## Written task
Transcribe the whole listing without a single picture.

.....

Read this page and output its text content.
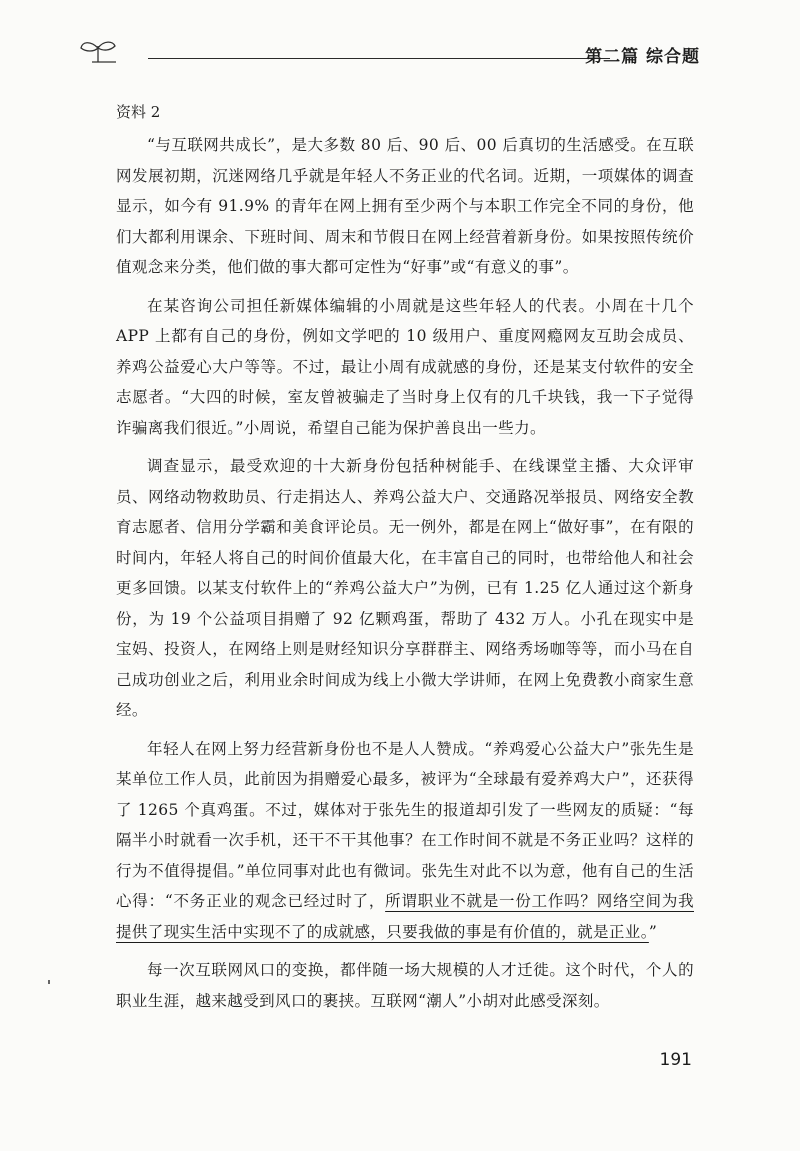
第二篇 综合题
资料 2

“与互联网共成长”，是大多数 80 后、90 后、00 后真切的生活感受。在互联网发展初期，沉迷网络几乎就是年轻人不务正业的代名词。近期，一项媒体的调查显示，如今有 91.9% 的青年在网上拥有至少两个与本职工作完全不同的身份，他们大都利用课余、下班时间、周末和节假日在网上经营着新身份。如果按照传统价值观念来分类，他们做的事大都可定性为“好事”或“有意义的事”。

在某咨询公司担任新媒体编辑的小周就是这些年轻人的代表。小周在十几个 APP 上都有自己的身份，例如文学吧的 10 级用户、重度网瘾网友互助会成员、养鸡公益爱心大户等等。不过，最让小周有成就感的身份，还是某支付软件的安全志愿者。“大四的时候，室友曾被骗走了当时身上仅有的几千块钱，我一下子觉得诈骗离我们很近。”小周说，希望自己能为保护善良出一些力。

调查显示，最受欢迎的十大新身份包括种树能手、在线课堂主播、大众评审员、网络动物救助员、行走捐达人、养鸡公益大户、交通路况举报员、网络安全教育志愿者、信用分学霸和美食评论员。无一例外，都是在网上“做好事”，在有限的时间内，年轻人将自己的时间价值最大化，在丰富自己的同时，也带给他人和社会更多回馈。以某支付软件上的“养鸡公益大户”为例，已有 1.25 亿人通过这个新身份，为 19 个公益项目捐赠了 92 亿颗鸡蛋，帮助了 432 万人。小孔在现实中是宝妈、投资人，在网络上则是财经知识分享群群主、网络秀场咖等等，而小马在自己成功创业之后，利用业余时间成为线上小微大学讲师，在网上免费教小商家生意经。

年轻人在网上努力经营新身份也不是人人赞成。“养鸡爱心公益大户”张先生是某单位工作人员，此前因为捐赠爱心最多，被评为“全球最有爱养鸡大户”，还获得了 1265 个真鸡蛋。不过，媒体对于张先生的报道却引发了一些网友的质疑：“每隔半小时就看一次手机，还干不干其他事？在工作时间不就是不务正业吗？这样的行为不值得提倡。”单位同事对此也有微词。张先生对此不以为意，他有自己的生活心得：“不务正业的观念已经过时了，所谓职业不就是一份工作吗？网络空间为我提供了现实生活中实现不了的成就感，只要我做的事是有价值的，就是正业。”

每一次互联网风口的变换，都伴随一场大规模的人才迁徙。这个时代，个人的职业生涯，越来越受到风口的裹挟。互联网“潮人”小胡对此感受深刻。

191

.....

## Solution for this exercise
Read this page and output its text content.
第二篇 综合题
资料 2

“与互联网共成长”，是大多数 80 后、90 后、00 后真切的生活感受。在互联网发展初期，沉迷网络几乎就是年轻人不务正业的代名词。近期，一项媒体的调查显示，如今有 91.9% 的青年在网上拥有至少两个与本职工作完全不同的身份，他们大都利用课余、下班时间、周末和节假日在网上经营着新身份。如果按照传统价值观念来分类，他们做的事大都可定性为“好事”或“有意义的事”。

在某咨询公司担任新媒体编辑的小周就是这些年轻人的代表。小周在十几个 APP 上都有自己的身份，例如文学吧的 10 级用户、重度网瘾网友互助会成员、养鸡公益爱心大户等等。不过，最让小周有成就感的身份，还是某支付软件的安全志愿者。“大四的时候，室友曾被骗走了当时身上仅有的几千块钱，我一下子觉得诈骗离我们很近。”小周说，希望自己能为保护善良出一些力。

调查显示，最受欢迎的十大新身份包括种树能手、在线课堂主播、大众评审员、网络动物救助员、行走捐达人、养鸡公益大户、交通路况举报员、网络安全教育志愿者、信用分学霸和美食评论员。无一例外，都是在网上“做好事”，在有限的时间内，年轻人将自己的时间价值最大化，在丰富自己的同时，也带给他人和社会更多回馈。以某支付软件上的“养鸡公益大户”为例，已有 1.25 亿人通过这个新身份，为 19 个公益项目捐赠了 92 亿颗鸡蛋，帮助了 432 万人。小孔在现实中是宝妈、投资人，在网络上则是财经知识分享群群主、网络秀场咖等等，而小马在自己成功创业之后，利用业余时间成为线上小微大学讲师，在网上免费教小商家生意经。

年轻人在网上努力经营新身份也不是人人赞成。“养鸡爱心公益大户”张先生是某单位工作人员，此前因为捐赠爱心最多，被评为“全球最有爱养鸡大户”，还获得了 1265 个真鸡蛋。不过，媒体对于张先生的报道却引发了一些网友的质疑：“每隔半小时就看一次手机，还干不干其他事？在工作时间不就是不务正业吗？这样的行为不值得提倡。”单位同事对此也有微词。张先生对此不以为意，他有自己的生活心得：“不务正业的观念已经过时了，所谓职业不就是一份工作吗？网络空间为我提供了现实生活中实现不了的成就感，只要我做的事是有价值的，就是正业。”

每一次互联网风口的变换，都伴随一场大规模的人才迁徙。这个时代，个人的职业生涯，越来越受到风口的裹挟。互联网“潮人”小胡对此感受深刻。

191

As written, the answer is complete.